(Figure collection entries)
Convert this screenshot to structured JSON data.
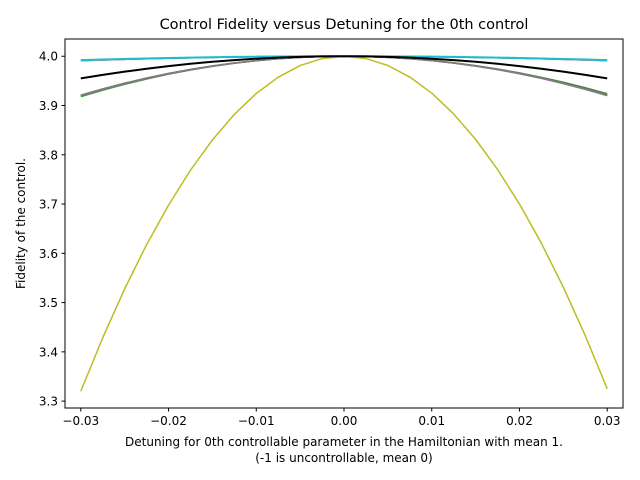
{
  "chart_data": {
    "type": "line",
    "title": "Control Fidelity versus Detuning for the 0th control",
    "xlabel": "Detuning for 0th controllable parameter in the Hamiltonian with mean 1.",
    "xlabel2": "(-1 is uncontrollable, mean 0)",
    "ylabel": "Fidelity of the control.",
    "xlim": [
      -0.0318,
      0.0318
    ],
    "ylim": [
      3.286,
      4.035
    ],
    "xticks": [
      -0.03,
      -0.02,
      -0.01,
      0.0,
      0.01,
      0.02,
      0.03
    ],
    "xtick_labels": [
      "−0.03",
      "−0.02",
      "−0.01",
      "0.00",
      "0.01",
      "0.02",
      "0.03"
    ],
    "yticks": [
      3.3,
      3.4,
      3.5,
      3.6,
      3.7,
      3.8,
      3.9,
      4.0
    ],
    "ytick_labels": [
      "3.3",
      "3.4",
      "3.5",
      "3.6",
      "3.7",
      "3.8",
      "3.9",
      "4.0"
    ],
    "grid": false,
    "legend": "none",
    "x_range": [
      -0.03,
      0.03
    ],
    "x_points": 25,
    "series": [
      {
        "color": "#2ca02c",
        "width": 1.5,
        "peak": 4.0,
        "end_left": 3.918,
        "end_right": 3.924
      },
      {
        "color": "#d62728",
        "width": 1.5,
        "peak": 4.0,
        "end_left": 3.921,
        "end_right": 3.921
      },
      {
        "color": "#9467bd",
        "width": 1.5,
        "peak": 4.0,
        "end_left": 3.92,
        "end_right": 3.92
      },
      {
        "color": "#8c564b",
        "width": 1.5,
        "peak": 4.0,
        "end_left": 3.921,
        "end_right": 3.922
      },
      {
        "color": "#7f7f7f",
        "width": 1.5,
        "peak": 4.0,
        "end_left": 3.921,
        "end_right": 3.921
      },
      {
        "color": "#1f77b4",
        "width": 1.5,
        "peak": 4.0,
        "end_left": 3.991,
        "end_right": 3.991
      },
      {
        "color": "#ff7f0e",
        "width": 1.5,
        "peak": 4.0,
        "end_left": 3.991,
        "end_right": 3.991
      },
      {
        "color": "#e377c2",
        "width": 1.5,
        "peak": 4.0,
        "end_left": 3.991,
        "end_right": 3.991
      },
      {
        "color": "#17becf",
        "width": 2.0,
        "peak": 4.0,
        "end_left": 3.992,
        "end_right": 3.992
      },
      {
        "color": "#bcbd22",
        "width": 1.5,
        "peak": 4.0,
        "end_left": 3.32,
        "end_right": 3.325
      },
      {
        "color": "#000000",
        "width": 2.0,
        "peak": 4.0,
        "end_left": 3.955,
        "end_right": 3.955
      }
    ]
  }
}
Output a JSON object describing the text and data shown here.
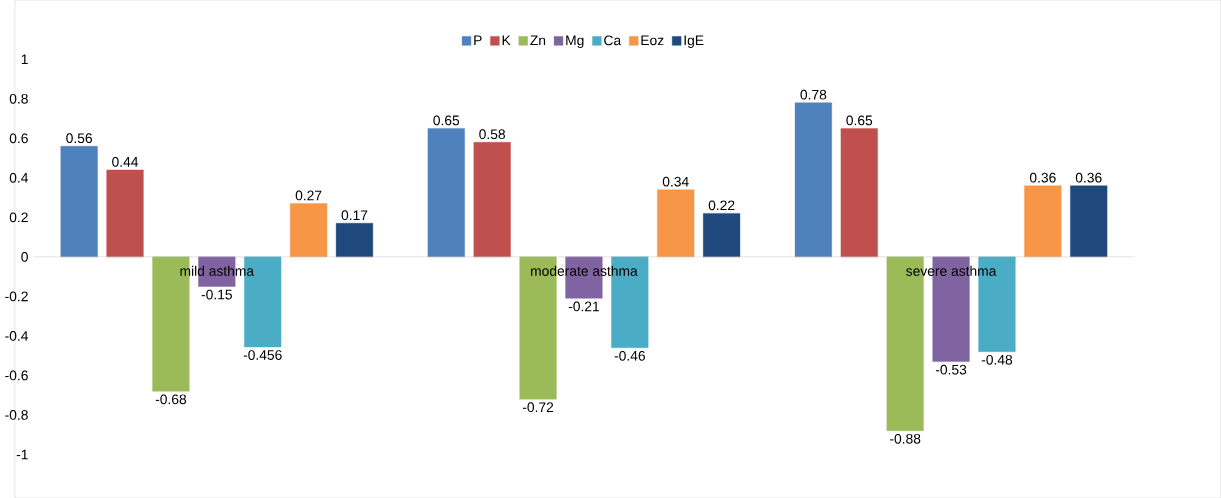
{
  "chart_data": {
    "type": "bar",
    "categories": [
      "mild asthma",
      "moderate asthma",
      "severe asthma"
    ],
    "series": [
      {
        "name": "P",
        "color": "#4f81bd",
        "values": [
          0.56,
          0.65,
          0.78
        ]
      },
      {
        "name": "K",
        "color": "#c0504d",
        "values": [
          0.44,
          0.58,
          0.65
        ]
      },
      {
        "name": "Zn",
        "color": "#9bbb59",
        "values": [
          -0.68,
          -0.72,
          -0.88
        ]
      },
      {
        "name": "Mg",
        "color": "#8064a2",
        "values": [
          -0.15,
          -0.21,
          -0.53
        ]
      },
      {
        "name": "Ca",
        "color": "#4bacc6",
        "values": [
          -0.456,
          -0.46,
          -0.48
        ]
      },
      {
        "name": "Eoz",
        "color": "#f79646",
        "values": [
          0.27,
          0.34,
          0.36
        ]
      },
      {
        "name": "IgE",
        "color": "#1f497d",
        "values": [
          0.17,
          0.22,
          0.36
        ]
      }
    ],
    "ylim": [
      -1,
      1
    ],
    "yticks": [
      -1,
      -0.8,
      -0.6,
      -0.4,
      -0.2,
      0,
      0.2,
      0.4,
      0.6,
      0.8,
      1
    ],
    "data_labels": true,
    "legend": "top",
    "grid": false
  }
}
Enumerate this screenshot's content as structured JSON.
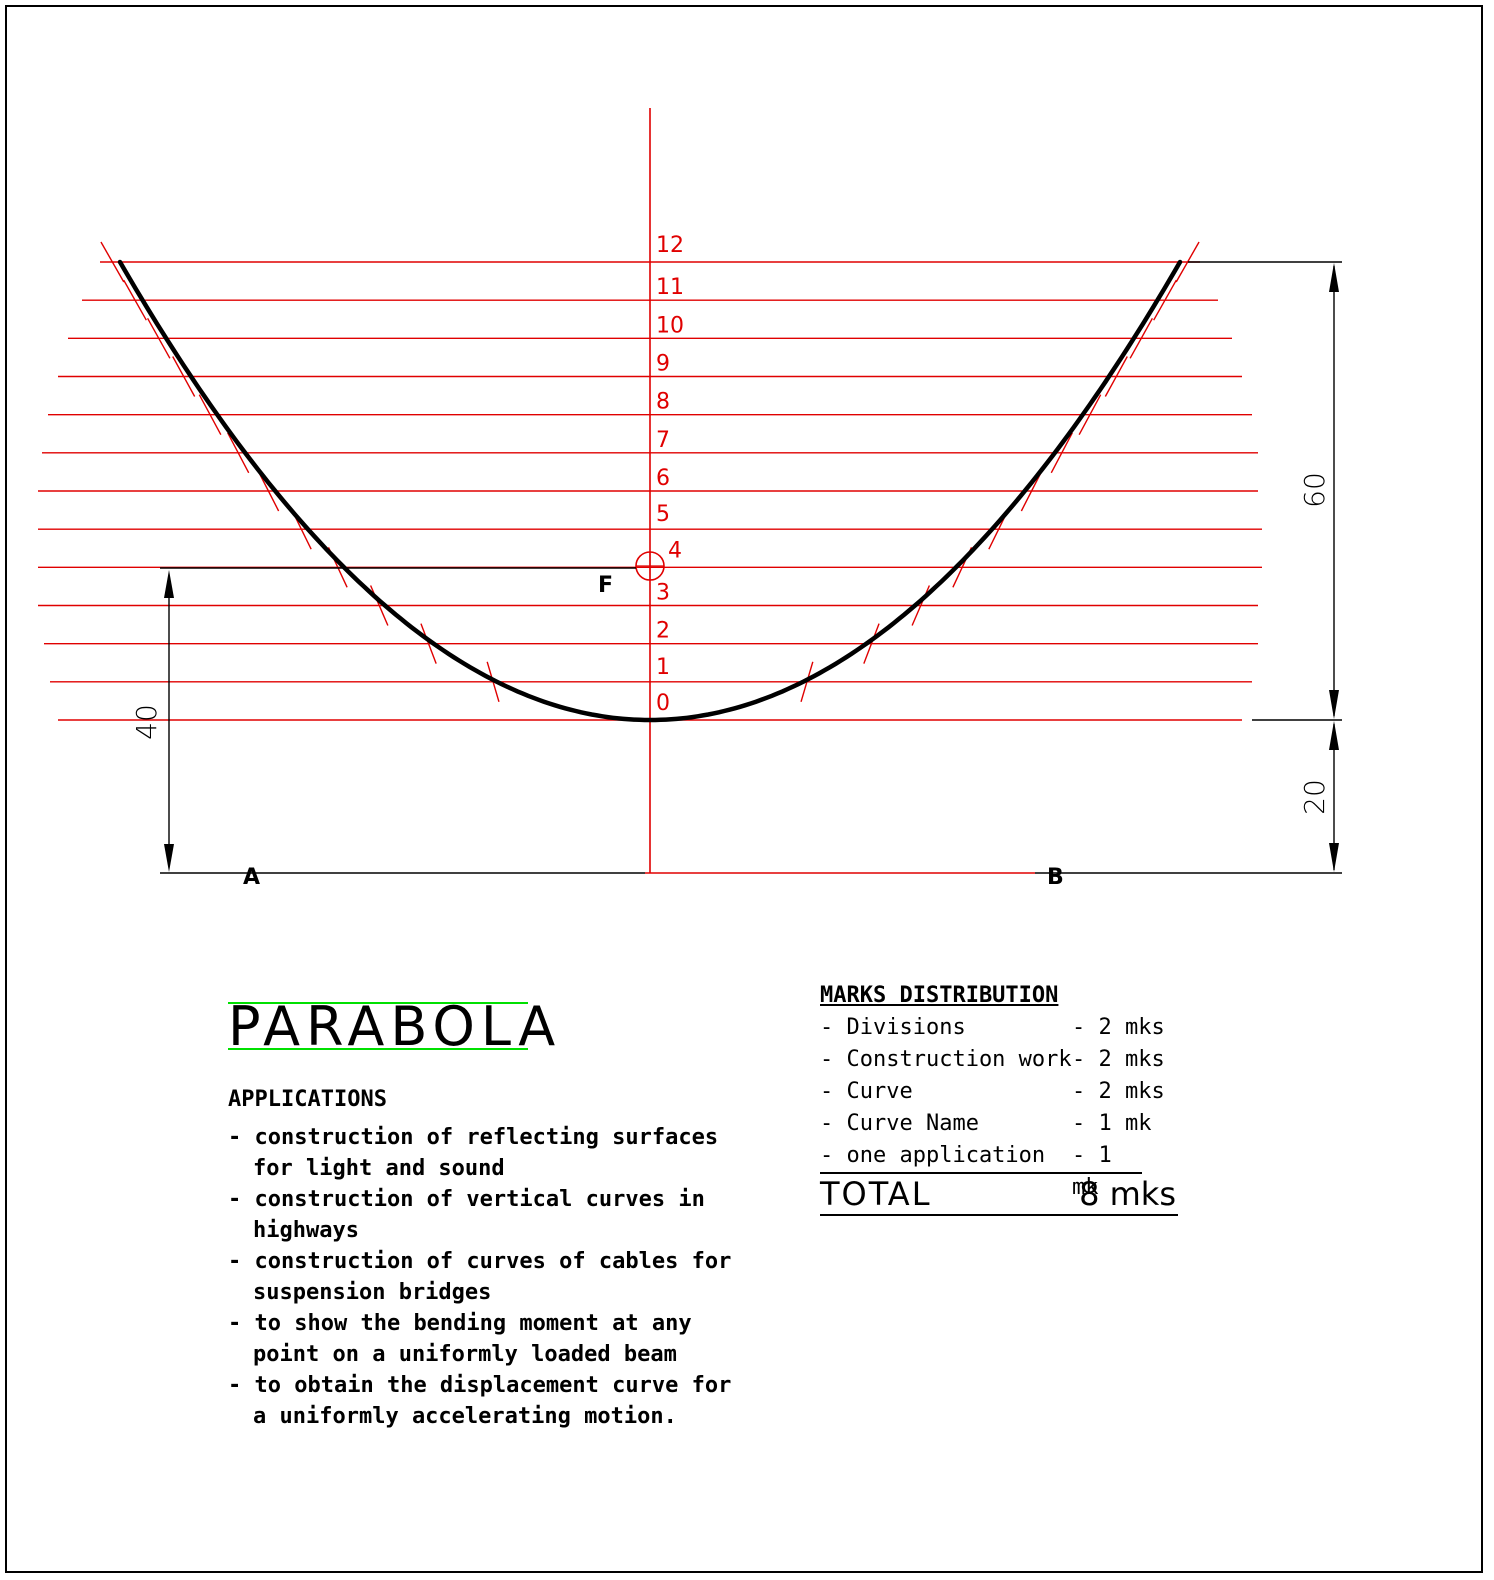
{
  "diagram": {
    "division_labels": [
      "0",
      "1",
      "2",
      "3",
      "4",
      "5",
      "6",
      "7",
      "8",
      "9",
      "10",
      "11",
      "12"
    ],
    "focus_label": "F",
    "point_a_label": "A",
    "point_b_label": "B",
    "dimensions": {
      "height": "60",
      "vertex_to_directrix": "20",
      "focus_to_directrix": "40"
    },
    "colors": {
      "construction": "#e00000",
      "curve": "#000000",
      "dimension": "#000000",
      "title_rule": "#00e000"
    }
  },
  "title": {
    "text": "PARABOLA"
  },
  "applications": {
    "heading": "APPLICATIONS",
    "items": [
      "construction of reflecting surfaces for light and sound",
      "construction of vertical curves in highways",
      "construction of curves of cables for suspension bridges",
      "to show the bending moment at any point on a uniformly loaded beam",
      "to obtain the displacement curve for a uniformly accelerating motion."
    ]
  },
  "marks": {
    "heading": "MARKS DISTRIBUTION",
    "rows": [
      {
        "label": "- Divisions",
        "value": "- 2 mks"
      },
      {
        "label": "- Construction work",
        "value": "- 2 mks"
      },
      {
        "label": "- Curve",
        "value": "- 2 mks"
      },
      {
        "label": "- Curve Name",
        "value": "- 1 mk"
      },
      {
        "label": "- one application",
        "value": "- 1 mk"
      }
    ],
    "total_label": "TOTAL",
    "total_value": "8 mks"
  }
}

DIRECTIONS FOR THIS TASK: Copy exactly the lines from the one containing "Enumerate this screenshot's" through the last line of the records above, including both, and omit every picture.

CORRECT RESULT:
Enumerate this screenshot's content as structured JSON.
{
  "diagram": {
    "division_labels": [
      "0",
      "1",
      "2",
      "3",
      "4",
      "5",
      "6",
      "7",
      "8",
      "9",
      "10",
      "11",
      "12"
    ],
    "focus_label": "F",
    "point_a_label": "A",
    "point_b_label": "B",
    "dimensions": {
      "height": "60",
      "vertex_to_directrix": "20",
      "focus_to_directrix": "40"
    },
    "colors": {
      "construction": "#e00000",
      "curve": "#000000",
      "dimension": "#000000",
      "title_rule": "#00e000"
    }
  },
  "title": {
    "text": "PARABOLA"
  },
  "applications": {
    "heading": "APPLICATIONS",
    "items": [
      "construction of reflecting surfaces for light and sound",
      "construction of vertical curves in highways",
      "construction of curves of cables for suspension bridges",
      "to show the bending moment at any point on a uniformly loaded beam",
      "to obtain the displacement curve for a uniformly accelerating motion."
    ]
  },
  "marks": {
    "heading": "MARKS DISTRIBUTION",
    "rows": [
      {
        "label": "- Divisions",
        "value": "- 2 mks"
      },
      {
        "label": "- Construction work",
        "value": "- 2 mks"
      },
      {
        "label": "- Curve",
        "value": "- 2 mks"
      },
      {
        "label": "- Curve Name",
        "value": "- 1 mk"
      },
      {
        "label": "- one application",
        "value": "- 1 mk"
      }
    ],
    "total_label": "TOTAL",
    "total_value": "8 mks"
  }
}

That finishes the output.